**Assignment:** Return the data below in full, exactly as it stands.

**Supplied material:**
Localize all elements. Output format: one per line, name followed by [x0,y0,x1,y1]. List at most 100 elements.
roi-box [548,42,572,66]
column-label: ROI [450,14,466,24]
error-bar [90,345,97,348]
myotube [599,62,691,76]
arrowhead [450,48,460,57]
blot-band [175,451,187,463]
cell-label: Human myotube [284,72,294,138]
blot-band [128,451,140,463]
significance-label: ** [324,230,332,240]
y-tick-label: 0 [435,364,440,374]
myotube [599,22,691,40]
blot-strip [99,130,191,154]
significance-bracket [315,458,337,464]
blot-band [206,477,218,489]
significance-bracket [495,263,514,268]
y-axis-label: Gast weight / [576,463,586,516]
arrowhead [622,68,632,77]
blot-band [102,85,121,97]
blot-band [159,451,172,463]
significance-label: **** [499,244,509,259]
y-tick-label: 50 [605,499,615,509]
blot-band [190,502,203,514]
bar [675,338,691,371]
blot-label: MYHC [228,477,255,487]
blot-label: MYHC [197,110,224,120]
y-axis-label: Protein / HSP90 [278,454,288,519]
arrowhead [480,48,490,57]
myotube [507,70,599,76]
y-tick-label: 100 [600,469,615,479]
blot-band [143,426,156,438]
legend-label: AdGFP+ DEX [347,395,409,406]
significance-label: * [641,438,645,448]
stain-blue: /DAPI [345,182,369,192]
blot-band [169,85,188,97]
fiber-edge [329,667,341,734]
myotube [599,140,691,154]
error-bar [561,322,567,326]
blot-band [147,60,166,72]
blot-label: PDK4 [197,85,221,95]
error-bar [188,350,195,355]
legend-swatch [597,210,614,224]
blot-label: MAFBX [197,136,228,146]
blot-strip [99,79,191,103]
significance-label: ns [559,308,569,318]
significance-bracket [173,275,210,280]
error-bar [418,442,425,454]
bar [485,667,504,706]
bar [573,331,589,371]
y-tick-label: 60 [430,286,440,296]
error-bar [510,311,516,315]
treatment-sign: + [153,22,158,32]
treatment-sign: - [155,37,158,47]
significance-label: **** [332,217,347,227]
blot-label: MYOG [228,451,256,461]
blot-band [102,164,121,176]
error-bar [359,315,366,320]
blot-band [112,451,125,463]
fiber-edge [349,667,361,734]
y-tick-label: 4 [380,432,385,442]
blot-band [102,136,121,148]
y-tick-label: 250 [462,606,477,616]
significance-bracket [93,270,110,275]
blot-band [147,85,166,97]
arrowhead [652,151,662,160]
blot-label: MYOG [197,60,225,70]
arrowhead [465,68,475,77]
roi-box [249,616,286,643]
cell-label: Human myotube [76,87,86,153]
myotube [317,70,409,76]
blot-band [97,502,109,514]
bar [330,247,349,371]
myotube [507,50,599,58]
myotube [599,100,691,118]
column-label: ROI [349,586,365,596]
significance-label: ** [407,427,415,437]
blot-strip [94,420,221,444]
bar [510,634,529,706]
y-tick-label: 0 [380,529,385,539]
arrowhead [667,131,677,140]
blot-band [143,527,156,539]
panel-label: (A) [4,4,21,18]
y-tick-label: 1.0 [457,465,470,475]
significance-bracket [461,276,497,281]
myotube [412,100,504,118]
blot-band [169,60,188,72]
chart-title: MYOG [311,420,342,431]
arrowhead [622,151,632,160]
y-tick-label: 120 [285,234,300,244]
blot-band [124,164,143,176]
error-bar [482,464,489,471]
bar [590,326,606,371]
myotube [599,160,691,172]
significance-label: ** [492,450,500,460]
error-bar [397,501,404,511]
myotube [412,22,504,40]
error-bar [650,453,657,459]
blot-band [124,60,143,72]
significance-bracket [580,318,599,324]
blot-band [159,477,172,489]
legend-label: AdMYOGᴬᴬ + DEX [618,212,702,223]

**Task response:**
Localize all elements. Output format: one per line, name followed by [x0,y0,x1,y1]. List at most 100 elements.
roi-box [548,42,572,66]
column-label: ROI [450,14,466,24]
error-bar [90,345,97,348]
myotube [599,62,691,76]
arrowhead [450,48,460,57]
blot-band [175,451,187,463]
cell-label: Human myotube [284,72,294,138]
blot-band [128,451,140,463]
significance-label: ** [324,230,332,240]
y-tick-label: 0 [435,364,440,374]
myotube [599,22,691,40]
blot-strip [99,130,191,154]
significance-bracket [315,458,337,464]
blot-band [206,477,218,489]
significance-bracket [495,263,514,268]
y-axis-label: Gast weight / [576,463,586,516]
arrowhead [622,68,632,77]
blot-band [102,85,121,97]
blot-band [159,451,172,463]
significance-label: **** [499,244,509,259]
y-tick-label: 50 [605,499,615,509]
blot-band [190,502,203,514]
bar [675,338,691,371]
blot-label: MYHC [228,477,255,487]
blot-label: MYHC [197,110,224,120]
y-axis-label: Protein / HSP90 [278,454,288,519]
arrowhead [480,48,490,57]
myotube [507,70,599,76]
y-tick-label: 100 [600,469,615,479]
blot-band [143,426,156,438]
legend-label: AdGFP+ DEX [347,395,409,406]
significance-label: * [641,438,645,448]
stain-blue: /DAPI [345,182,369,192]
blot-band [169,85,188,97]
fiber-edge [329,667,341,734]
myotube [599,140,691,154]
error-bar [561,322,567,326]
blot-band [147,60,166,72]
blot-label: PDK4 [197,85,221,95]
error-bar [188,350,195,355]
legend-swatch [597,210,614,224]
blot-label: MAFBX [197,136,228,146]
blot-strip [99,79,191,103]
significance-label: ns [559,308,569,318]
significance-bracket [173,275,210,280]
error-bar [418,442,425,454]
bar [485,667,504,706]
bar [573,331,589,371]
y-tick-label: 60 [430,286,440,296]
error-bar [510,311,516,315]
treatment-sign: + [153,22,158,32]
treatment-sign: - [155,37,158,47]
significance-label: **** [332,217,347,227]
blot-label: MYOG [228,451,256,461]
blot-band [102,164,121,176]
error-bar [359,315,366,320]
blot-band [112,451,125,463]
fiber-edge [349,667,361,734]
y-tick-label: 4 [380,432,385,442]
blot-band [102,136,121,148]
y-tick-label: 250 [462,606,477,616]
significance-bracket [93,270,110,275]
blot-band [147,85,166,97]
arrowhead [652,151,662,160]
blot-label: MYOG [197,60,225,70]
arrowhead [465,68,475,77]
roi-box [249,616,286,643]
cell-label: Human myotube [76,87,86,153]
myotube [317,70,409,76]
blot-band [97,502,109,514]
bar [330,247,349,371]
myotube [507,50,599,58]
myotube [599,100,691,118]
column-label: ROI [349,586,365,596]
significance-label: ** [407,427,415,437]
blot-strip [94,420,221,444]
bar [510,634,529,706]
y-tick-label: 0 [380,529,385,539]
arrowhead [667,131,677,140]
blot-band [143,527,156,539]
panel-label: (A) [4,4,21,18]
y-tick-label: 1.0 [457,465,470,475]
significance-bracket [461,276,497,281]
myotube [412,100,504,118]
blot-band [169,60,188,72]
chart-title: MYOG [311,420,342,431]
arrowhead [622,151,632,160]
y-tick-label: 120 [285,234,300,244]
blot-band [124,164,143,176]
error-bar [482,464,489,471]
bar [590,326,606,371]
myotube [599,160,691,172]
significance-label: ** [492,450,500,460]
error-bar [397,501,404,511]
myotube [412,22,504,40]
error-bar [650,453,657,459]
blot-band [124,60,143,72]
significance-bracket [580,318,599,324]
blot-band [159,477,172,489]
legend-label: AdMYOGᴬᴬ + DEX [618,212,702,223]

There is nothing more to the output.